Figure data in JSON:
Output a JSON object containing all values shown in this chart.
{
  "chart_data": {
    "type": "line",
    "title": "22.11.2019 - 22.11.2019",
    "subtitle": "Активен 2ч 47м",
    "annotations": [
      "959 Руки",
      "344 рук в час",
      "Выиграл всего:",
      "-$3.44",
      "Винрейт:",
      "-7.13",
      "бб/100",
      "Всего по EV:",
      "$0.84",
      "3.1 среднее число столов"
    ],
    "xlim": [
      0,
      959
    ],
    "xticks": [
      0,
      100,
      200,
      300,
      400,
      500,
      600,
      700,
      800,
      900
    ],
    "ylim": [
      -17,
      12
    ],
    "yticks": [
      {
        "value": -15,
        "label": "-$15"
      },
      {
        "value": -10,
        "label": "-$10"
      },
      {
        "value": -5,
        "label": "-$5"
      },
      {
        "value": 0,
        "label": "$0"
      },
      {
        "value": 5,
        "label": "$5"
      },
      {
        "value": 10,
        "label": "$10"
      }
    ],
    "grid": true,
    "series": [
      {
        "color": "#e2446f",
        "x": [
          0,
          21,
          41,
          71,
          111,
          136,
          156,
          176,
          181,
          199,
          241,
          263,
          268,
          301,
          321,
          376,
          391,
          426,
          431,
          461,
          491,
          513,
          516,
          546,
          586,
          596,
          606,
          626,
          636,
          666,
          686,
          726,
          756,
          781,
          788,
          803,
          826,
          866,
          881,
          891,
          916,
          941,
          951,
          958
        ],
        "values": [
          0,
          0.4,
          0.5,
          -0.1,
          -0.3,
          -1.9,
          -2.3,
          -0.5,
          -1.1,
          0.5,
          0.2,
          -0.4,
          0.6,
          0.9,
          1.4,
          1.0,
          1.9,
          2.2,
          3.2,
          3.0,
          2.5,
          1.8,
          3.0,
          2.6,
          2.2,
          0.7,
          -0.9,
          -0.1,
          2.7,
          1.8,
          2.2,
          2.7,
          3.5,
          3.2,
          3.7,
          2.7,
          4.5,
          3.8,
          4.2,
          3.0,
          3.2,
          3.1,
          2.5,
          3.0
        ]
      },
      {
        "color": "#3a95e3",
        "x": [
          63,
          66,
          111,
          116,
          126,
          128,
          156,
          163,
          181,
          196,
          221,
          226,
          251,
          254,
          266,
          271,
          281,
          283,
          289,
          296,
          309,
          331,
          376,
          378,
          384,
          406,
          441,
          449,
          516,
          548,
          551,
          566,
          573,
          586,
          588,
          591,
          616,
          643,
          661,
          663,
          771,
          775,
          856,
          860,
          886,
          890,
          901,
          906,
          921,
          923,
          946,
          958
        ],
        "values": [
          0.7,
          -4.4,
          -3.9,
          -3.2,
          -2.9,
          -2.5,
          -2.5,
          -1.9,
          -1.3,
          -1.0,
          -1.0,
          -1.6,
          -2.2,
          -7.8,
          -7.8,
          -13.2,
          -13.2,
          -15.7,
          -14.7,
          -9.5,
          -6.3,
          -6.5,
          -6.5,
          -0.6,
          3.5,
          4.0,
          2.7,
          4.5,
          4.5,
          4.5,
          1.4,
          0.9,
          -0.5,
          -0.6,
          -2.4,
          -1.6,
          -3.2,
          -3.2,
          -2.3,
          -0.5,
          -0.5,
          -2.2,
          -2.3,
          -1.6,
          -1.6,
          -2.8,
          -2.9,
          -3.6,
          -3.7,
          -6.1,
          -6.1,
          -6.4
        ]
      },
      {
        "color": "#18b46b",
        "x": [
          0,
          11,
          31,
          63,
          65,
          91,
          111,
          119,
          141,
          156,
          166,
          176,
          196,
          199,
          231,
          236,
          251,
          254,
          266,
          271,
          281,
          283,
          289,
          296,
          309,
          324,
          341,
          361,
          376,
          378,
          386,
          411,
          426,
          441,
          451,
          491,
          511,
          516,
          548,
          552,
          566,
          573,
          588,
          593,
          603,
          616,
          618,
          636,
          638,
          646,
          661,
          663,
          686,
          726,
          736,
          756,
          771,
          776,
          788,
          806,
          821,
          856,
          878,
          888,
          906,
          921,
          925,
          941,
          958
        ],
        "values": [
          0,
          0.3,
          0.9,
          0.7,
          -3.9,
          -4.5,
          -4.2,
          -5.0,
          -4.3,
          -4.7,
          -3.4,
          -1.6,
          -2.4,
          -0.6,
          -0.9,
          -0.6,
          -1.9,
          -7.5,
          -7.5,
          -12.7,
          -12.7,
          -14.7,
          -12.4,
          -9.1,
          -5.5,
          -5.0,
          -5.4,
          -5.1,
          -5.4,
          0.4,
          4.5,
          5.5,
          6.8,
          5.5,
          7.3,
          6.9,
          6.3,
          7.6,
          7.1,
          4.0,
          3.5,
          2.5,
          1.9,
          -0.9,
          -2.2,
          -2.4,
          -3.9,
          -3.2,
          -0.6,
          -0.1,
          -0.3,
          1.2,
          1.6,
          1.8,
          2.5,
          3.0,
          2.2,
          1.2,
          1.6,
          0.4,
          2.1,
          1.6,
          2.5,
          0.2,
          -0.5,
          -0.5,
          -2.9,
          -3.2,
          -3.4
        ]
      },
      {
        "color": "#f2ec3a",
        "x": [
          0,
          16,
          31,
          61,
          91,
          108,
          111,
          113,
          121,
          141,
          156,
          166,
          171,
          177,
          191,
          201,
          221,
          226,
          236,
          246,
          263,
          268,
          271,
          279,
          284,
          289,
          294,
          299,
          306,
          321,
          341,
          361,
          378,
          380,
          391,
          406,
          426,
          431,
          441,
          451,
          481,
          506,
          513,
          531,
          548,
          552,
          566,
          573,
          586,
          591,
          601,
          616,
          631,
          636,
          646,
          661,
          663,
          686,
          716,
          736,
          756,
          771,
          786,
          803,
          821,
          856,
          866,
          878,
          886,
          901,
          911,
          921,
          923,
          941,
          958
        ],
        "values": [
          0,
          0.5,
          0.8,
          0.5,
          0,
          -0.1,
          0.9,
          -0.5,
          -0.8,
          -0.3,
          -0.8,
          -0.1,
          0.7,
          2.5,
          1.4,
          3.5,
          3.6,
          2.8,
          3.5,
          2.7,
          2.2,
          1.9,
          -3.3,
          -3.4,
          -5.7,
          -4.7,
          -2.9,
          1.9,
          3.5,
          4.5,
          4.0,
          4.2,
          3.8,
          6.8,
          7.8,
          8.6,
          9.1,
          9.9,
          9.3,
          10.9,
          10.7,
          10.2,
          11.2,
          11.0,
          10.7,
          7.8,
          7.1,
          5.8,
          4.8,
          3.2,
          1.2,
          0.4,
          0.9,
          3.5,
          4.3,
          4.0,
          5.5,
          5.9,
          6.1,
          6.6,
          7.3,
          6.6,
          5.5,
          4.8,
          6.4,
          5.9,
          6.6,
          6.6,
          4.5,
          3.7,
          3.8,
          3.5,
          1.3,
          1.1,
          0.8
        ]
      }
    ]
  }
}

- **GIVEN TASK**
Repeat the data exactly. Leave nothing out.

- **ANSWER TO THE EXERCISE**
Output a JSON object containing all values shown in this chart.
{
  "chart_data": {
    "type": "line",
    "title": "22.11.2019 - 22.11.2019",
    "subtitle": "Активен 2ч 47м",
    "annotations": [
      "959 Руки",
      "344 рук в час",
      "Выиграл всего:",
      "-$3.44",
      "Винрейт:",
      "-7.13",
      "бб/100",
      "Всего по EV:",
      "$0.84",
      "3.1 среднее число столов"
    ],
    "xlim": [
      0,
      959
    ],
    "xticks": [
      0,
      100,
      200,
      300,
      400,
      500,
      600,
      700,
      800,
      900
    ],
    "ylim": [
      -17,
      12
    ],
    "yticks": [
      {
        "value": -15,
        "label": "-$15"
      },
      {
        "value": -10,
        "label": "-$10"
      },
      {
        "value": -5,
        "label": "-$5"
      },
      {
        "value": 0,
        "label": "$0"
      },
      {
        "value": 5,
        "label": "$5"
      },
      {
        "value": 10,
        "label": "$10"
      }
    ],
    "grid": true,
    "series": [
      {
        "color": "#e2446f",
        "x": [
          0,
          21,
          41,
          71,
          111,
          136,
          156,
          176,
          181,
          199,
          241,
          263,
          268,
          301,
          321,
          376,
          391,
          426,
          431,
          461,
          491,
          513,
          516,
          546,
          586,
          596,
          606,
          626,
          636,
          666,
          686,
          726,
          756,
          781,
          788,
          803,
          826,
          866,
          881,
          891,
          916,
          941,
          951,
          958
        ],
        "values": [
          0,
          0.4,
          0.5,
          -0.1,
          -0.3,
          -1.9,
          -2.3,
          -0.5,
          -1.1,
          0.5,
          0.2,
          -0.4,
          0.6,
          0.9,
          1.4,
          1.0,
          1.9,
          2.2,
          3.2,
          3.0,
          2.5,
          1.8,
          3.0,
          2.6,
          2.2,
          0.7,
          -0.9,
          -0.1,
          2.7,
          1.8,
          2.2,
          2.7,
          3.5,
          3.2,
          3.7,
          2.7,
          4.5,
          3.8,
          4.2,
          3.0,
          3.2,
          3.1,
          2.5,
          3.0
        ]
      },
      {
        "color": "#3a95e3",
        "x": [
          63,
          66,
          111,
          116,
          126,
          128,
          156,
          163,
          181,
          196,
          221,
          226,
          251,
          254,
          266,
          271,
          281,
          283,
          289,
          296,
          309,
          331,
          376,
          378,
          384,
          406,
          441,
          449,
          516,
          548,
          551,
          566,
          573,
          586,
          588,
          591,
          616,
          643,
          661,
          663,
          771,
          775,
          856,
          860,
          886,
          890,
          901,
          906,
          921,
          923,
          946,
          958
        ],
        "values": [
          0.7,
          -4.4,
          -3.9,
          -3.2,
          -2.9,
          -2.5,
          -2.5,
          -1.9,
          -1.3,
          -1.0,
          -1.0,
          -1.6,
          -2.2,
          -7.8,
          -7.8,
          -13.2,
          -13.2,
          -15.7,
          -14.7,
          -9.5,
          -6.3,
          -6.5,
          -6.5,
          -0.6,
          3.5,
          4.0,
          2.7,
          4.5,
          4.5,
          4.5,
          1.4,
          0.9,
          -0.5,
          -0.6,
          -2.4,
          -1.6,
          -3.2,
          -3.2,
          -2.3,
          -0.5,
          -0.5,
          -2.2,
          -2.3,
          -1.6,
          -1.6,
          -2.8,
          -2.9,
          -3.6,
          -3.7,
          -6.1,
          -6.1,
          -6.4
        ]
      },
      {
        "color": "#18b46b",
        "x": [
          0,
          11,
          31,
          63,
          65,
          91,
          111,
          119,
          141,
          156,
          166,
          176,
          196,
          199,
          231,
          236,
          251,
          254,
          266,
          271,
          281,
          283,
          289,
          296,
          309,
          324,
          341,
          361,
          376,
          378,
          386,
          411,
          426,
          441,
          451,
          491,
          511,
          516,
          548,
          552,
          566,
          573,
          588,
          593,
          603,
          616,
          618,
          636,
          638,
          646,
          661,
          663,
          686,
          726,
          736,
          756,
          771,
          776,
          788,
          806,
          821,
          856,
          878,
          888,
          906,
          921,
          925,
          941,
          958
        ],
        "values": [
          0,
          0.3,
          0.9,
          0.7,
          -3.9,
          -4.5,
          -4.2,
          -5.0,
          -4.3,
          -4.7,
          -3.4,
          -1.6,
          -2.4,
          -0.6,
          -0.9,
          -0.6,
          -1.9,
          -7.5,
          -7.5,
          -12.7,
          -12.7,
          -14.7,
          -12.4,
          -9.1,
          -5.5,
          -5.0,
          -5.4,
          -5.1,
          -5.4,
          0.4,
          4.5,
          5.5,
          6.8,
          5.5,
          7.3,
          6.9,
          6.3,
          7.6,
          7.1,
          4.0,
          3.5,
          2.5,
          1.9,
          -0.9,
          -2.2,
          -2.4,
          -3.9,
          -3.2,
          -0.6,
          -0.1,
          -0.3,
          1.2,
          1.6,
          1.8,
          2.5,
          3.0,
          2.2,
          1.2,
          1.6,
          0.4,
          2.1,
          1.6,
          2.5,
          0.2,
          -0.5,
          -0.5,
          -2.9,
          -3.2,
          -3.4
        ]
      },
      {
        "color": "#f2ec3a",
        "x": [
          0,
          16,
          31,
          61,
          91,
          108,
          111,
          113,
          121,
          141,
          156,
          166,
          171,
          177,
          191,
          201,
          221,
          226,
          236,
          246,
          263,
          268,
          271,
          279,
          284,
          289,
          294,
          299,
          306,
          321,
          341,
          361,
          378,
          380,
          391,
          406,
          426,
          431,
          441,
          451,
          481,
          506,
          513,
          531,
          548,
          552,
          566,
          573,
          586,
          591,
          601,
          616,
          631,
          636,
          646,
          661,
          663,
          686,
          716,
          736,
          756,
          771,
          786,
          803,
          821,
          856,
          866,
          878,
          886,
          901,
          911,
          921,
          923,
          941,
          958
        ],
        "values": [
          0,
          0.5,
          0.8,
          0.5,
          0,
          -0.1,
          0.9,
          -0.5,
          -0.8,
          -0.3,
          -0.8,
          -0.1,
          0.7,
          2.5,
          1.4,
          3.5,
          3.6,
          2.8,
          3.5,
          2.7,
          2.2,
          1.9,
          -3.3,
          -3.4,
          -5.7,
          -4.7,
          -2.9,
          1.9,
          3.5,
          4.5,
          4.0,
          4.2,
          3.8,
          6.8,
          7.8,
          8.6,
          9.1,
          9.9,
          9.3,
          10.9,
          10.7,
          10.2,
          11.2,
          11.0,
          10.7,
          7.8,
          7.1,
          5.8,
          4.8,
          3.2,
          1.2,
          0.4,
          0.9,
          3.5,
          4.3,
          4.0,
          5.5,
          5.9,
          6.1,
          6.6,
          7.3,
          6.6,
          5.5,
          4.8,
          6.4,
          5.9,
          6.6,
          6.6,
          4.5,
          3.7,
          3.8,
          3.5,
          1.3,
          1.1,
          0.8
        ]
      }
    ]
  }
}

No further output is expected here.